**THE PROBLEM**. Copy out all lines where "Creme" appears.

-- start DATASET ENTRIES --

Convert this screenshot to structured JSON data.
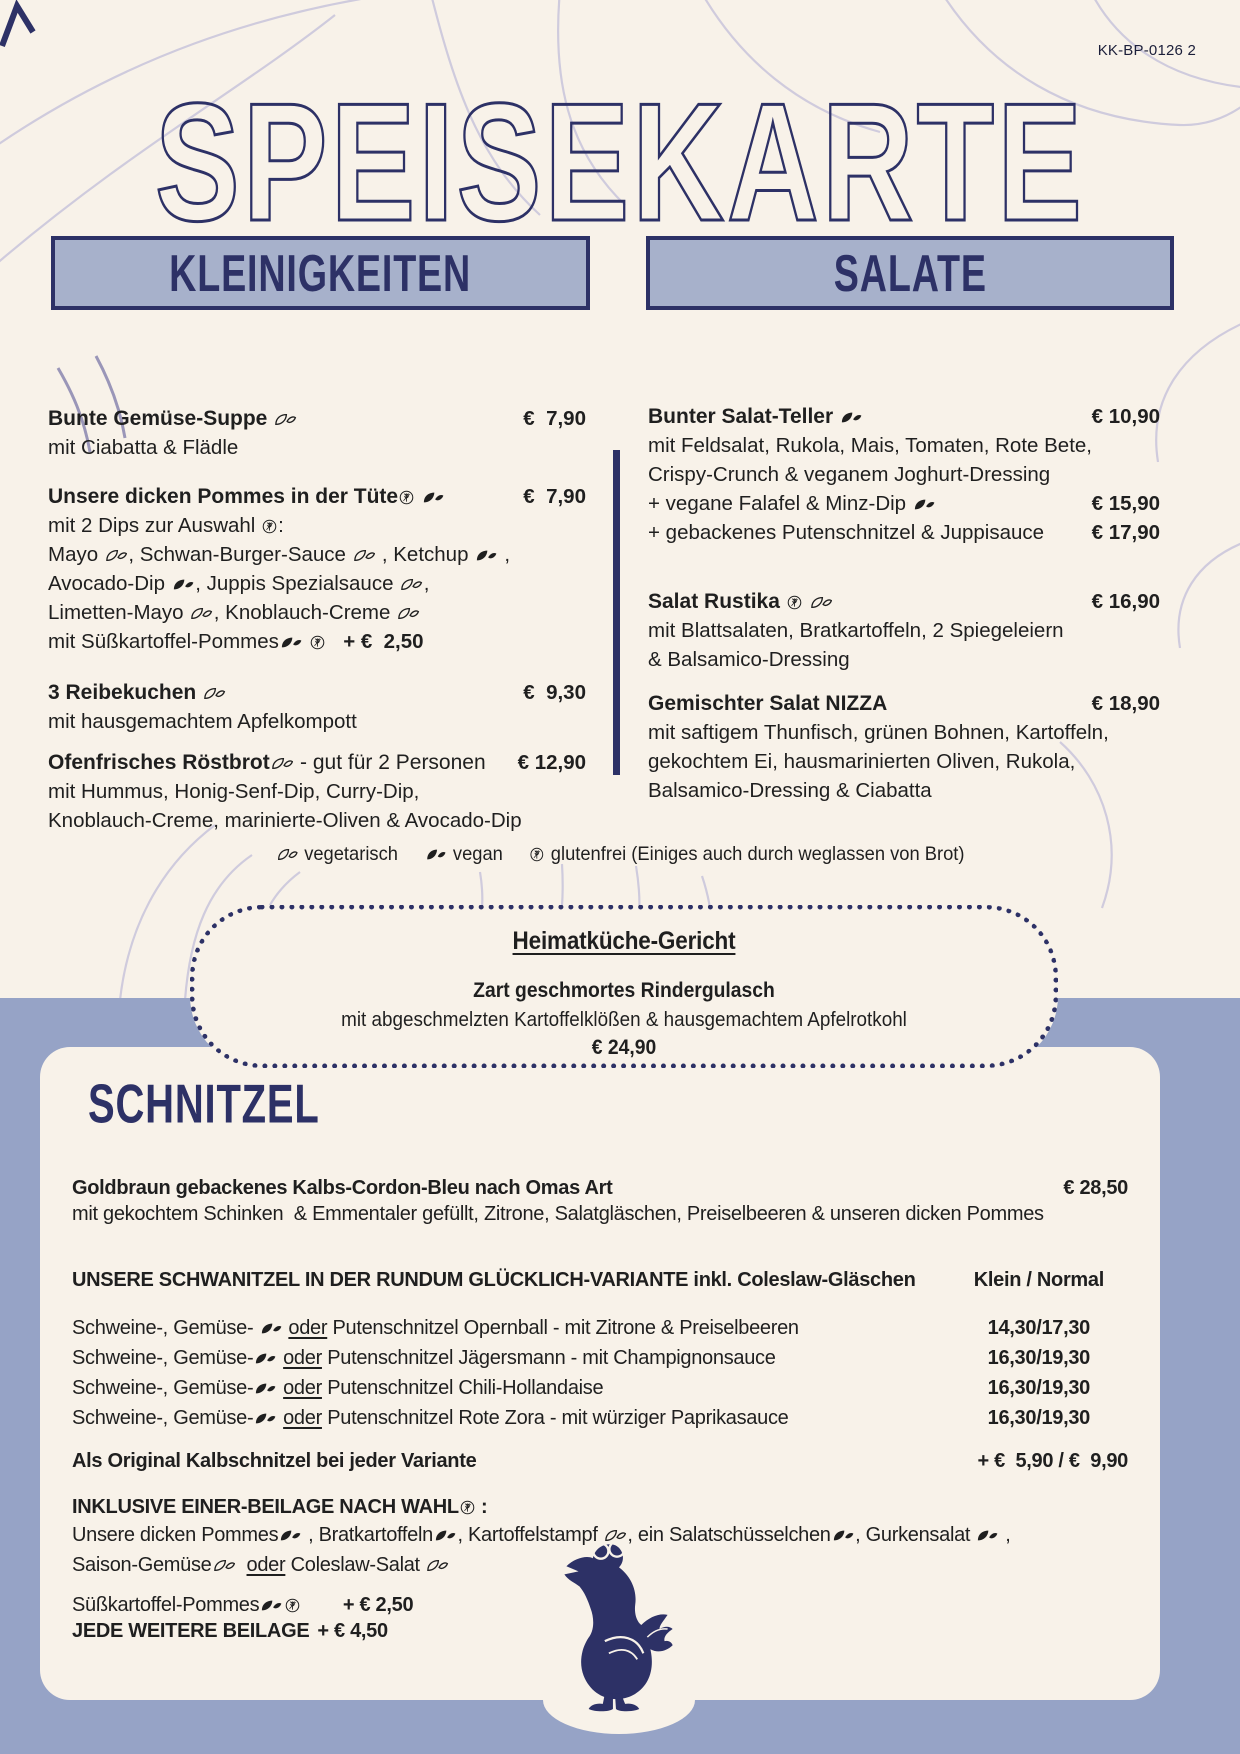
{
  "meta": {
    "code": "KK-BP-0126 2",
    "title": "SPEISEKARTE"
  },
  "colors": {
    "navy": "#2d3166",
    "cream": "#f8f2e9",
    "section_box_fill": "#a7b1cb",
    "bottom_band": "#96a3c6",
    "ink": "#1f1f1f",
    "leaf_line_art": "#cbc7dc"
  },
  "icons": {
    "vegetarisch": "outline-leaf-icon",
    "vegan": "filled-leaf-icon",
    "glutenfrei": "wheat-in-circle-icon",
    "mascot": "goose-with-glasses-silhouette"
  },
  "sections": {
    "kleinigkeiten": {
      "title": "KLEINIGKEITEN",
      "items": [
        {
          "name": "Bunte Gemüse-Suppe {veg}",
          "price": "€  7,90",
          "lines": [
            {
              "t": "mit Ciabatta & Flädle",
              "p": ""
            }
          ]
        },
        {
          "name": "Unsere dicken Pommes in der Tüte{gf} {vegan}",
          "price": "€  7,90",
          "lines": [
            {
              "t": "mit 2 Dips zur Auswahl {gf}:",
              "p": ""
            },
            {
              "t": "Mayo {veg}, Schwan-Burger-Sauce {veg} , Ketchup {vegan} ,",
              "p": ""
            },
            {
              "t": "Avocado-Dip {vegan}, Juppis Spezialsauce {veg},",
              "p": ""
            },
            {
              "t": "Limetten-Mayo {veg}, Knoblauch-Creme {veg}",
              "p": ""
            },
            {
              "t": "mit Süßkartoffel-Pommes{vegan} {gf}   {b}+ €  2,50{/b}",
              "p": ""
            }
          ]
        },
        {
          "name": "3 Reibekuchen {veg}",
          "price": "€  9,30",
          "lines": [
            {
              "t": "mit hausgemachtem Apfelkompott",
              "p": ""
            }
          ]
        },
        {
          "name": "Ofenfrisches Röstbrot{veg} {r}- gut für 2 Personen{/r}",
          "price": "€ 12,90",
          "lines": [
            {
              "t": "mit Hummus, Honig-Senf-Dip, Curry-Dip,",
              "p": ""
            },
            {
              "t": "Knoblauch-Creme, marinierte-Oliven & Avocado-Dip",
              "p": ""
            }
          ]
        }
      ]
    },
    "salate": {
      "title": "SALATE",
      "items": [
        {
          "name": "Bunter Salat-Teller {vegan}",
          "price": "€ 10,90",
          "lines": [
            {
              "t": "mit Feldsalat, Rukola, Mais, Tomaten, Rote Bete,",
              "p": ""
            },
            {
              "t": "Crispy-Crunch & veganem Joghurt-Dressing",
              "p": ""
            },
            {
              "t": "+ vegane Falafel & Minz-Dip {vegan}",
              "p": "€ 15,90"
            },
            {
              "t": "+ gebackenes Putenschnitzel & Juppisauce",
              "p": "€ 17,90"
            }
          ]
        },
        {
          "name": "Salat Rustika {gf} {veg}",
          "price": "€ 16,90",
          "lines": [
            {
              "t": "mit Blattsalaten, Bratkartoffeln, 2 Spiegeleiern",
              "p": ""
            },
            {
              "t": "& Balsamico-Dressing",
              "p": ""
            }
          ]
        },
        {
          "name": "Gemischter Salat NIZZA",
          "price": "€ 18,90",
          "lines": [
            {
              "t": "mit saftigem Thunfisch, grünen Bohnen, Kartoffeln,",
              "p": ""
            },
            {
              "t": "gekochtem Ei, hausmarinierten Oliven, Rukola,",
              "p": ""
            },
            {
              "t": "Balsamico-Dressing & Ciabatta",
              "p": ""
            }
          ]
        }
      ]
    }
  },
  "legend": {
    "items": [
      {
        "icon": "{veg}",
        "label": "vegetarisch"
      },
      {
        "icon": "{vegan}",
        "label": "vegan"
      },
      {
        "icon": "{gf}",
        "label": "glutenfrei (Einiges auch durch weglassen von Brot)"
      }
    ]
  },
  "heimat": {
    "title": "Heimatküche-Gericht",
    "dish": "Zart geschmortes Rindergulasch",
    "desc": "mit abgeschmelzten Kartoffelklößen & hausgemachtem Apfelrotkohl",
    "price": "€ 24,90"
  },
  "schnitzel": {
    "title": "SCHNITZEL",
    "cordon": {
      "name": "Goldbraun gebackenes Kalbs-Cordon-Bleu nach Omas Art",
      "price": "€ 28,50",
      "desc": "mit gekochtem Schinken  & Emmentaler gefüllt, Zitrone, Salatgläschen, Preiselbeeren & unseren dicken Pommes"
    },
    "variants_header": {
      "t": "UNSERE SCHWANITZEL IN DER RUNDUM GLÜCKLICH-VARIANTE inkl. Coleslaw-Gläschen",
      "p": "Klein / Normal"
    },
    "variants": [
      {
        "t": "Schweine-, Gemüse- {vegan} {u}oder{/u} Putenschnitzel Opernball - mit Zitrone & Preiselbeeren",
        "p": "14,30/17,30"
      },
      {
        "t": "Schweine-, Gemüse-{vegan} {u}oder{/u} Putenschnitzel Jägersmann - mit Champignonsauce",
        "p": "16,30/19,30"
      },
      {
        "t": "Schweine-, Gemüse-{vegan} {u}oder{/u} Putenschnitzel Chili-Hollandaise",
        "p": "16,30/19,30"
      },
      {
        "t": "Schweine-, Gemüse-{vegan} {u}oder{/u} Putenschnitzel Rote Zora - mit würziger Paprikasauce",
        "p": "16,30/19,30"
      }
    ],
    "kalb": {
      "t": "Als Original Kalbschnitzel bei jeder Variante",
      "p": "+ €  5,90 / €  9,90"
    },
    "beilage": {
      "header": "INKLUSIVE EINER-BEILAGE NACH WAHL{gf} :",
      "lines": [
        "Unsere dicken Pommes{vegan} , Bratkartoffeln{vegan}, Kartoffelstampf {veg}, ein Salatschüsselchen{vegan}, Gurkensalat {vegan} ,",
        "Saison-Gemüse{veg}  {u}oder{/u} Coleslaw-Salat {veg}"
      ]
    },
    "extras": {
      "suess_t": "Süßkartoffel-Pommes{vegan}{gf}",
      "suess_p": "+ € 2,50",
      "jede_t": "JEDE WEITERE BEILAGE",
      "jede_p": "+ € 4,50"
    }
  }
}
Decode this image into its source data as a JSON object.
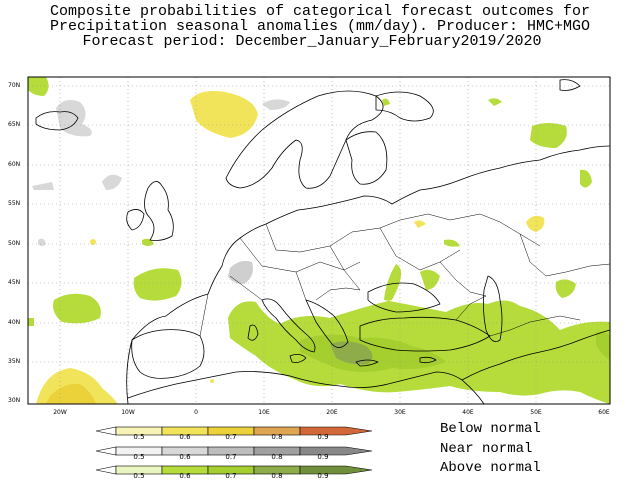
{
  "title": {
    "line1": "Composite probabilities of categorical forecast outcomes for",
    "line2": "Precipitation seasonal anomalies (mm/day). Producer: HMC+MGO",
    "line3": "Forecast period: December_January_February2019/2020"
  },
  "axes": {
    "lat_labels": [
      "70N",
      "65N",
      "60N",
      "55N",
      "50N",
      "45N",
      "40N",
      "35N",
      "30N"
    ],
    "lon_labels": [
      "20W",
      "10W",
      "0",
      "10E",
      "20E",
      "30E",
      "40E",
      "50E",
      "60E"
    ]
  },
  "legend": {
    "below_label": "Below normal",
    "near_label": "Near normal",
    "above_label": "Above normal",
    "tick_values": [
      "0.5",
      "0.6",
      "0.7",
      "0.8",
      "0.9"
    ],
    "below_colors": [
      "#f6f3b4",
      "#f2e45a",
      "#ecd23a",
      "#e0a552",
      "#d2683a"
    ],
    "near_colors": [
      "#f2f2f2",
      "#d8d8d8",
      "#bdbdbd",
      "#a0a0a0",
      "#888888"
    ],
    "above_colors": [
      "#eaf6c2",
      "#b5dc3b",
      "#a4cf2e",
      "#8fac4a",
      "#6f8f3a"
    ]
  },
  "map": {
    "graticule_color": "#9a9a9a",
    "coast_color": "#000000"
  }
}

-- end DATASET ENTRIES --

**CORRECT RESULT**.
              "t": "Limetten-Mayo {veg}, Knoblauch-Creme {veg}",
              "t": "Knoblauch-Creme, marinierte-Oliven & Avocado-Dip",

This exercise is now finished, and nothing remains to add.